▸ EXERCISE PROMPT
Reproduce the records below line for line, without changes, starting at their first line and ending with the line that contains "bottom-y-tick: −500 xyxy=(46,515,84,531)".

▸ INPUT FOR THIS TASK
------------------------

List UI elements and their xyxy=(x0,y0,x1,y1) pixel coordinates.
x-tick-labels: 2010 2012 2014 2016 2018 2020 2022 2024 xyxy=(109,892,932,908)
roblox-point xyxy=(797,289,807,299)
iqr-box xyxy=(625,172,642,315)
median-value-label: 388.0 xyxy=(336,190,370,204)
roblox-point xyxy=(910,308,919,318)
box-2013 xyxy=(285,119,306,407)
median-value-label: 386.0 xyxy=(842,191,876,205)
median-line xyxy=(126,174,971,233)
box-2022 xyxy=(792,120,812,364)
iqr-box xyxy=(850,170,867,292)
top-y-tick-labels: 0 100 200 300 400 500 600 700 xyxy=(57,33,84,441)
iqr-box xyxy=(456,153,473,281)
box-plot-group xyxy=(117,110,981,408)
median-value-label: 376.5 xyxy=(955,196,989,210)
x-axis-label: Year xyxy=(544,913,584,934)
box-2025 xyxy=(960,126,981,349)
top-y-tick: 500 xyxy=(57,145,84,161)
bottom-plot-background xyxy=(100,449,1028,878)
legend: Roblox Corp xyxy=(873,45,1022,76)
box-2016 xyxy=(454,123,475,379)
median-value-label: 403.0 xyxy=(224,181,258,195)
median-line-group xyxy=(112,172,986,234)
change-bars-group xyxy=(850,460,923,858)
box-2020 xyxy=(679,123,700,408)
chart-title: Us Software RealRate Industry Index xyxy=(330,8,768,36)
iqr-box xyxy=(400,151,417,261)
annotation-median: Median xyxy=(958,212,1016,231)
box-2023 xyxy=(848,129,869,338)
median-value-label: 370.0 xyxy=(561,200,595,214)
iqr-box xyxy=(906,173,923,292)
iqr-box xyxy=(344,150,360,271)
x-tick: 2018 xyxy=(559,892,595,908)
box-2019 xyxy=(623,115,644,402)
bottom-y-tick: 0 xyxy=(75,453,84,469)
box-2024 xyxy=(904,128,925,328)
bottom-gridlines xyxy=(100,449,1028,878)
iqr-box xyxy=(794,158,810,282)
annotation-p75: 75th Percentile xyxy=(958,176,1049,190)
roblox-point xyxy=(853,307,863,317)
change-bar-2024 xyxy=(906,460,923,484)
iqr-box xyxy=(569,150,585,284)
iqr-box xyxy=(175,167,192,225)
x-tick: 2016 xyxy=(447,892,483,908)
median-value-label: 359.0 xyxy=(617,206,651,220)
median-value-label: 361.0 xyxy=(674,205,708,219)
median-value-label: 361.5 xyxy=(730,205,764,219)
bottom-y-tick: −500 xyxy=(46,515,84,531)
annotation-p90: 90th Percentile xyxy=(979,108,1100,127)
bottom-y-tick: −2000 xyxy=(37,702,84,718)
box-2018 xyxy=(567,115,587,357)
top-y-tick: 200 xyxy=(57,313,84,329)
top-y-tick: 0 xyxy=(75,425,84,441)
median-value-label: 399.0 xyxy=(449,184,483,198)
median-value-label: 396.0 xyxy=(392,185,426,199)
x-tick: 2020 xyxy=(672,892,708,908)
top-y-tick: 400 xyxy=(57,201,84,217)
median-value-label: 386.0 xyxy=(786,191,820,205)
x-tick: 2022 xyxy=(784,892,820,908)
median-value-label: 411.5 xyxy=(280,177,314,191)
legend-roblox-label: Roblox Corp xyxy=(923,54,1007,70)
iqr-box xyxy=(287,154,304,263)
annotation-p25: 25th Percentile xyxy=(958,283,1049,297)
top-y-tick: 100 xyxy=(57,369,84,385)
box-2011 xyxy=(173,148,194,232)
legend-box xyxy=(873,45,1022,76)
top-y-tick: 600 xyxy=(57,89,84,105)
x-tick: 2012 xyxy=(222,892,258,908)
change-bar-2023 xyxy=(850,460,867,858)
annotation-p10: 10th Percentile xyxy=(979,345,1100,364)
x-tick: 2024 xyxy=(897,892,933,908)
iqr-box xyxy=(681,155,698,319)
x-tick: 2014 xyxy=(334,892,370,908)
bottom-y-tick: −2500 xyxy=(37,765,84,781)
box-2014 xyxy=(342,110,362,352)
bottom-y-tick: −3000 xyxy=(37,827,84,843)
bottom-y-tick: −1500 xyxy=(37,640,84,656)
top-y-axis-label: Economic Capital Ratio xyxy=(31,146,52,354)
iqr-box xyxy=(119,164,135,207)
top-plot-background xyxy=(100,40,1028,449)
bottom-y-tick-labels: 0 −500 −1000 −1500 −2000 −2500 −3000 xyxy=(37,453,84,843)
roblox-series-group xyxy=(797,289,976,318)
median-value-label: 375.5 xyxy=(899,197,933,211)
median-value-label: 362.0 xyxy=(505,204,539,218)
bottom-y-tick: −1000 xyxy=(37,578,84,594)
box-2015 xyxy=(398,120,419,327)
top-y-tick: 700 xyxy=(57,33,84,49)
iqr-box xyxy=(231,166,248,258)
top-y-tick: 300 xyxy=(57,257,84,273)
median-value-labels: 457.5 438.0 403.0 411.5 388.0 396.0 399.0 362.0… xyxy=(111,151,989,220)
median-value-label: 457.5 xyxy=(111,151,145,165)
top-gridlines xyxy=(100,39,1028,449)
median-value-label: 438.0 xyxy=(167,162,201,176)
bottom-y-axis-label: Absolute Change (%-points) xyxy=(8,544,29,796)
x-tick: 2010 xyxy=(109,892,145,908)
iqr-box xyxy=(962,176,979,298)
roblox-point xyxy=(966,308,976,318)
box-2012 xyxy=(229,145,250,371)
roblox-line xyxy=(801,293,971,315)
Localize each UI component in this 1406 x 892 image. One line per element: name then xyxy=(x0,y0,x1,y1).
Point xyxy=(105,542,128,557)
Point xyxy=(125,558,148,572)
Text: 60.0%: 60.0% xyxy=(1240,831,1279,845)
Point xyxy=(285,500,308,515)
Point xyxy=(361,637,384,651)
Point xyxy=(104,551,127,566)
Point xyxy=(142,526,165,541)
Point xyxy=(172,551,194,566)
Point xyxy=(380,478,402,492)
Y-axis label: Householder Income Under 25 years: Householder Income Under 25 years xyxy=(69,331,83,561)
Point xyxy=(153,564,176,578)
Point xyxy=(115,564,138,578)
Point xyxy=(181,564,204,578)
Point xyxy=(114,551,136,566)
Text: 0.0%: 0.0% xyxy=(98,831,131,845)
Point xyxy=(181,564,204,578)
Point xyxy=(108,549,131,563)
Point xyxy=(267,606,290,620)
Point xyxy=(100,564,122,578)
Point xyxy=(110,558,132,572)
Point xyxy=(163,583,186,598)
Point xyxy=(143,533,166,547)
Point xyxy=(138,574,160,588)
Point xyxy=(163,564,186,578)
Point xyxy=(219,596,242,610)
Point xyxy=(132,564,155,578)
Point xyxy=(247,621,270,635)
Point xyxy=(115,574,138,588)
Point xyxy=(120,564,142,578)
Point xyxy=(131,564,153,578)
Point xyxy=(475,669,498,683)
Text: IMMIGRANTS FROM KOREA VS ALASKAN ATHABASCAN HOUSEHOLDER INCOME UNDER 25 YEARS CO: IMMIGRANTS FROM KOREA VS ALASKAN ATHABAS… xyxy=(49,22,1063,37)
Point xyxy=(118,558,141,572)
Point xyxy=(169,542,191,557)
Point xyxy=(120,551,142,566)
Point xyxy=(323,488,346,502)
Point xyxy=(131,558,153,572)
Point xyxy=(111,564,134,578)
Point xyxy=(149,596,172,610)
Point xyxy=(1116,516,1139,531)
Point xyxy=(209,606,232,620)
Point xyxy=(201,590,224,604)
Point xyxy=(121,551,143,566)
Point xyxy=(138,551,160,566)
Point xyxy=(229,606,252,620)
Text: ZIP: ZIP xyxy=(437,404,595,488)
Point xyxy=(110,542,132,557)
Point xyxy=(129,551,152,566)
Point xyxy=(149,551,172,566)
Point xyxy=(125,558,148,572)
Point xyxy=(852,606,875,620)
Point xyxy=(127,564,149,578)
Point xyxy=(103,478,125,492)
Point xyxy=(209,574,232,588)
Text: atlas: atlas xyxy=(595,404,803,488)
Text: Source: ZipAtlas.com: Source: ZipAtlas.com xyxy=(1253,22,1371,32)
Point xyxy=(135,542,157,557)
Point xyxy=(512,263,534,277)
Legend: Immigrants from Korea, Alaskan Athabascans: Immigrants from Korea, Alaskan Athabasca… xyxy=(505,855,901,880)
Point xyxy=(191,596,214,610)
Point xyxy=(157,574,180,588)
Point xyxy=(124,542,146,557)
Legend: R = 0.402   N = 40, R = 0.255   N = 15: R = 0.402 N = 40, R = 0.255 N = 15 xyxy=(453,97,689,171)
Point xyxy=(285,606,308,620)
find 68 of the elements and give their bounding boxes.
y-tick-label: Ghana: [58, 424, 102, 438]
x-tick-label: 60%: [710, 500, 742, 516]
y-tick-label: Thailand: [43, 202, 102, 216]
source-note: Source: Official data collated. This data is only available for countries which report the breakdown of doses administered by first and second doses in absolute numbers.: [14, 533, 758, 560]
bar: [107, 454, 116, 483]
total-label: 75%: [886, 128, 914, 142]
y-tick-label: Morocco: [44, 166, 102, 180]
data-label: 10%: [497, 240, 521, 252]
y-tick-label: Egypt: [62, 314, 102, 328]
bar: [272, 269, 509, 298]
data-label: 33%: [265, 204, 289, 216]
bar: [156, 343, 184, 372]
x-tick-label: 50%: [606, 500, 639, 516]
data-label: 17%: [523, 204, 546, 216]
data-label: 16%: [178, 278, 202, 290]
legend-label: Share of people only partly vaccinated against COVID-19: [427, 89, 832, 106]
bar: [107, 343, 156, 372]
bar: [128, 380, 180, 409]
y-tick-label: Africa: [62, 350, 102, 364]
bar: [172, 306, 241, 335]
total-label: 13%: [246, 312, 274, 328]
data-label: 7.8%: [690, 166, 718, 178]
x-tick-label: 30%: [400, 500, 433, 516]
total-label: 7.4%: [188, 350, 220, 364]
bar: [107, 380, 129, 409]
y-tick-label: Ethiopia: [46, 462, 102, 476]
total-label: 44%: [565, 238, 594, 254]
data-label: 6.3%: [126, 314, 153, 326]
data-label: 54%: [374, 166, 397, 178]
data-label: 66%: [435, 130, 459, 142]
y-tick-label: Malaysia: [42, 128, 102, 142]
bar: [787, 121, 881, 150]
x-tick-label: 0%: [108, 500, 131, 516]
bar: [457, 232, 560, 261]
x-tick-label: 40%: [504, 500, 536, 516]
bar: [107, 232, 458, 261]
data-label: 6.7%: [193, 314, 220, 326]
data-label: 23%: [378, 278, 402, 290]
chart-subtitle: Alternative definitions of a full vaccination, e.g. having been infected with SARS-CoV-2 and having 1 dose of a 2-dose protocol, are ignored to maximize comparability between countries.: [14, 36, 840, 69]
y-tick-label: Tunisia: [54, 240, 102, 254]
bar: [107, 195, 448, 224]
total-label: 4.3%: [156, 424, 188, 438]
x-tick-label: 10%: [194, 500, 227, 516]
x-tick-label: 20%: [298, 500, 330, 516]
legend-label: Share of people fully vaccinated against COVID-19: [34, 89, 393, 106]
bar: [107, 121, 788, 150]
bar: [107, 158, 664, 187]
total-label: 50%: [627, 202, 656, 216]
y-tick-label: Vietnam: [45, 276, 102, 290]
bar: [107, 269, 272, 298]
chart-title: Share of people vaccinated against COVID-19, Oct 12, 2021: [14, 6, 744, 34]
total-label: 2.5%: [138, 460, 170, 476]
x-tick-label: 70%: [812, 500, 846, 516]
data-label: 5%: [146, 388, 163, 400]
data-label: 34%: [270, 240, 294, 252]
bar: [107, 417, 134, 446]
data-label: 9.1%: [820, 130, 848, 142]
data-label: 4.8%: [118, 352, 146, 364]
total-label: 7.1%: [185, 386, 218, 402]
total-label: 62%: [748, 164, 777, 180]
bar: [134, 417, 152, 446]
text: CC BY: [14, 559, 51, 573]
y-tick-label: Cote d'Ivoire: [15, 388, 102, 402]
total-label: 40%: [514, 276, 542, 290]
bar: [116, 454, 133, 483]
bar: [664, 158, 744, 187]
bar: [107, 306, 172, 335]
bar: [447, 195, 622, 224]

------------------------

▸ ANSWER TO THIS PROBLEM
List UI elements and their xyxy=(x0,y0,x1,y1) pixel coordinates.
x-tick-labels: 2010 2012 2014 2016 2018 2020 2022 2024 xyxy=(109,892,932,908)
roblox-point xyxy=(797,289,807,299)
iqr-box xyxy=(625,172,642,315)
median-value-label: 388.0 xyxy=(336,190,370,204)
roblox-point xyxy=(910,308,919,318)
box-2013 xyxy=(285,119,306,407)
median-value-label: 386.0 xyxy=(842,191,876,205)
median-line xyxy=(126,174,971,233)
box-2022 xyxy=(792,120,812,364)
iqr-box xyxy=(850,170,867,292)
top-y-tick-labels: 0 100 200 300 400 500 600 700 xyxy=(57,33,84,441)
iqr-box xyxy=(456,153,473,281)
box-plot-group xyxy=(117,110,981,408)
median-value-label: 376.5 xyxy=(955,196,989,210)
x-axis-label: Year xyxy=(544,913,584,934)
box-2025 xyxy=(960,126,981,349)
top-y-tick: 500 xyxy=(57,145,84,161)
bottom-plot-background xyxy=(100,449,1028,878)
legend: Roblox Corp xyxy=(873,45,1022,76)
box-2016 xyxy=(454,123,475,379)
median-value-label: 403.0 xyxy=(224,181,258,195)
median-line-group xyxy=(112,172,986,234)
change-bars-group xyxy=(850,460,923,858)
box-2020 xyxy=(679,123,700,408)
chart-title: Us Software RealRate Industry Index xyxy=(330,8,768,36)
iqr-box xyxy=(400,151,417,261)
annotation-median: Median xyxy=(958,212,1016,231)
box-2023 xyxy=(848,129,869,338)
median-value-label: 370.0 xyxy=(561,200,595,214)
iqr-box xyxy=(906,173,923,292)
iqr-box xyxy=(344,150,360,271)
x-tick: 2018 xyxy=(559,892,595,908)
box-2019 xyxy=(623,115,644,402)
bottom-y-tick: 0 xyxy=(75,453,84,469)
box-2024 xyxy=(904,128,925,328)
bottom-gridlines xyxy=(100,449,1028,878)
iqr-box xyxy=(794,158,810,282)
annotation-p75: 75th Percentile xyxy=(958,176,1049,190)
roblox-point xyxy=(853,307,863,317)
change-bar-2024 xyxy=(906,460,923,484)
iqr-box xyxy=(569,150,585,284)
iqr-box xyxy=(175,167,192,225)
x-tick: 2016 xyxy=(447,892,483,908)
median-value-label: 359.0 xyxy=(617,206,651,220)
median-value-label: 361.0 xyxy=(674,205,708,219)
median-value-label: 361.5 xyxy=(730,205,764,219)
bottom-y-tick: −500 xyxy=(46,515,84,531)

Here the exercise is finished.